§ **To be done**
Pick out and copy every line below that has the word "screenshot".

== Excerpted records

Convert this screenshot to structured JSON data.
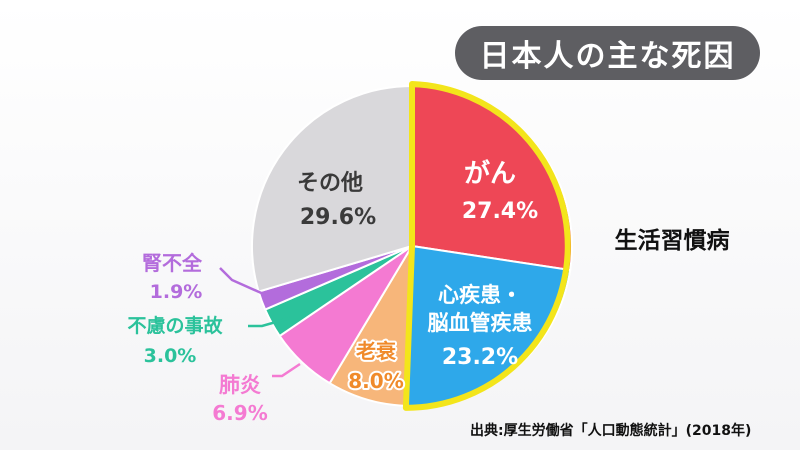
{
  "chart_data": {
    "type": "pie",
    "title": "日本人の主な死因",
    "slices": [
      {
        "label": "がん",
        "value": 27.4,
        "display": "27.4%",
        "color": "#ee4756"
      },
      {
        "label": "心疾患・脳血管疾患",
        "label_lines": [
          "心疾患・",
          "脳血管疾患"
        ],
        "value": 23.2,
        "display": "23.2%",
        "color": "#2ea8ea"
      },
      {
        "label": "老衰",
        "value": 8.0,
        "display": "8.0%",
        "color": "#f7b67a"
      },
      {
        "label": "肺炎",
        "value": 6.9,
        "display": "6.9%",
        "color": "#f47ad2"
      },
      {
        "label": "不慮の事故",
        "value": 3.0,
        "display": "3.0%",
        "color": "#2bc29b"
      },
      {
        "label": "腎不全",
        "value": 1.9,
        "display": "1.9%",
        "color": "#b36cdc"
      },
      {
        "label": "その他",
        "value": 29.6,
        "display": "29.6%",
        "color": "#d9d8db"
      }
    ],
    "group_label": "生活習慣病",
    "group_members": [
      "がん",
      "心疾患・脳血管疾患"
    ],
    "highlight_color": "#f3e51b"
  },
  "source": "出典:厚生労働省「人口動態統計」(2018年)"
}
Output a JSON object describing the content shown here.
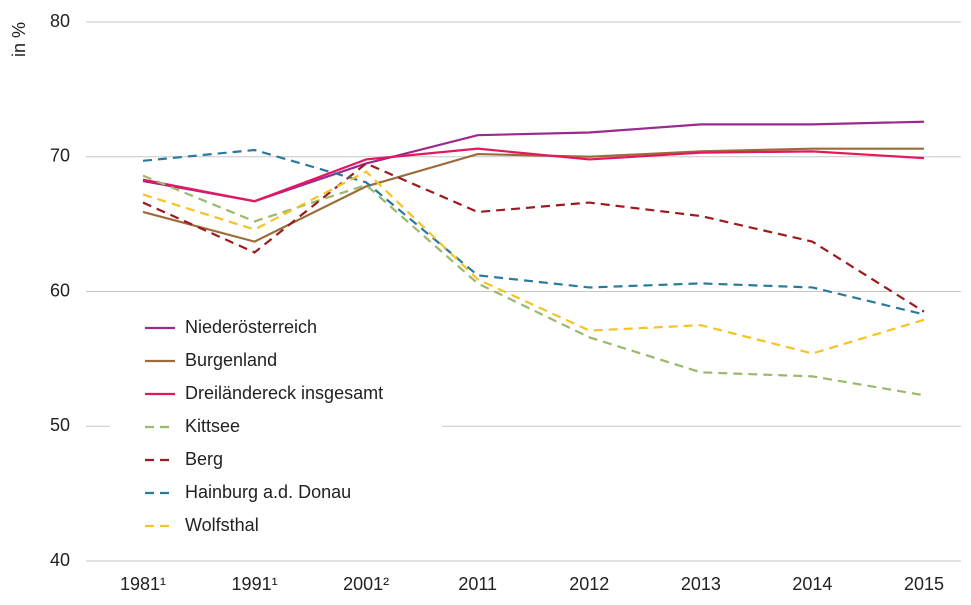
{
  "chart_data": {
    "type": "line",
    "y_label": "in %",
    "categories": [
      "1981¹",
      "1991¹",
      "2001²",
      "2011",
      "2012",
      "2013",
      "2014",
      "2015"
    ],
    "ylim": [
      40,
      80
    ],
    "yticks": [
      40,
      50,
      60,
      70,
      80
    ],
    "grid": true,
    "legend": "lower left",
    "series": [
      {
        "name": "Niederösterreich",
        "color": "#9b2a8e",
        "dash": "solid",
        "values": [
          68.2,
          66.7,
          69.5,
          71.6,
          71.8,
          72.4,
          72.4,
          72.6
        ]
      },
      {
        "name": "Burgenland",
        "color": "#9c6b3a",
        "dash": "solid",
        "values": [
          65.9,
          63.7,
          67.8,
          70.2,
          70.0,
          70.4,
          70.6,
          70.6
        ]
      },
      {
        "name": "Dreiländereck insgesamt",
        "color": "#e5175f",
        "dash": "solid",
        "values": [
          68.3,
          66.7,
          69.8,
          70.6,
          69.8,
          70.3,
          70.4,
          69.9
        ]
      },
      {
        "name": "Kittsee",
        "color": "#9ab96a",
        "dash": "dashed",
        "values": [
          68.6,
          65.2,
          67.9,
          60.6,
          56.6,
          54.0,
          53.7,
          52.3
        ]
      },
      {
        "name": "Berg",
        "color": "#9b1c1f",
        "dash": "dashed",
        "values": [
          66.6,
          62.9,
          69.5,
          65.9,
          66.6,
          65.6,
          63.7,
          58.5
        ]
      },
      {
        "name": "Hainburg a.d. Donau",
        "color": "#2a7a9b",
        "dash": "dashed",
        "values": [
          69.7,
          70.5,
          68.1,
          61.2,
          60.3,
          60.6,
          60.3,
          58.3
        ]
      },
      {
        "name": "Wolfsthal",
        "color": "#f6c325",
        "dash": "dashed",
        "values": [
          67.2,
          64.6,
          68.9,
          60.9,
          57.1,
          57.5,
          55.4,
          57.9
        ]
      }
    ]
  }
}
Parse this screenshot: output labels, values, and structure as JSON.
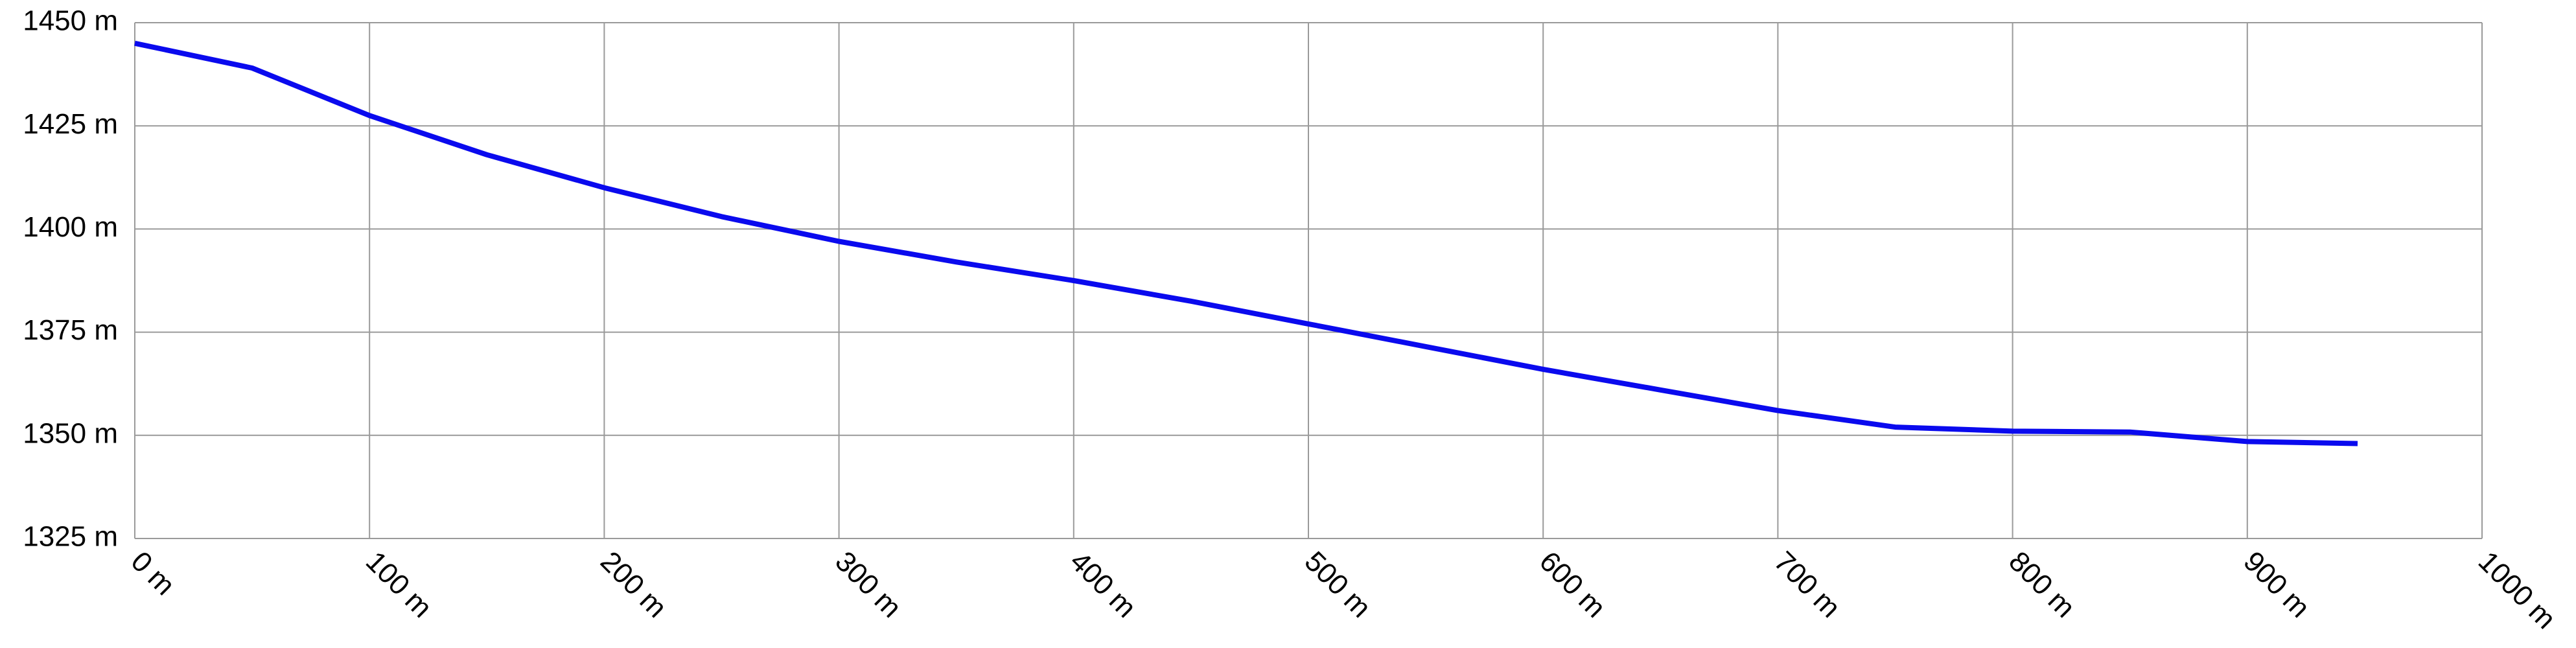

====

§ **Worked solution**
Convert this screenshot to structured JSON data.
Parse this screenshot: output labels, values, and structure as JSON.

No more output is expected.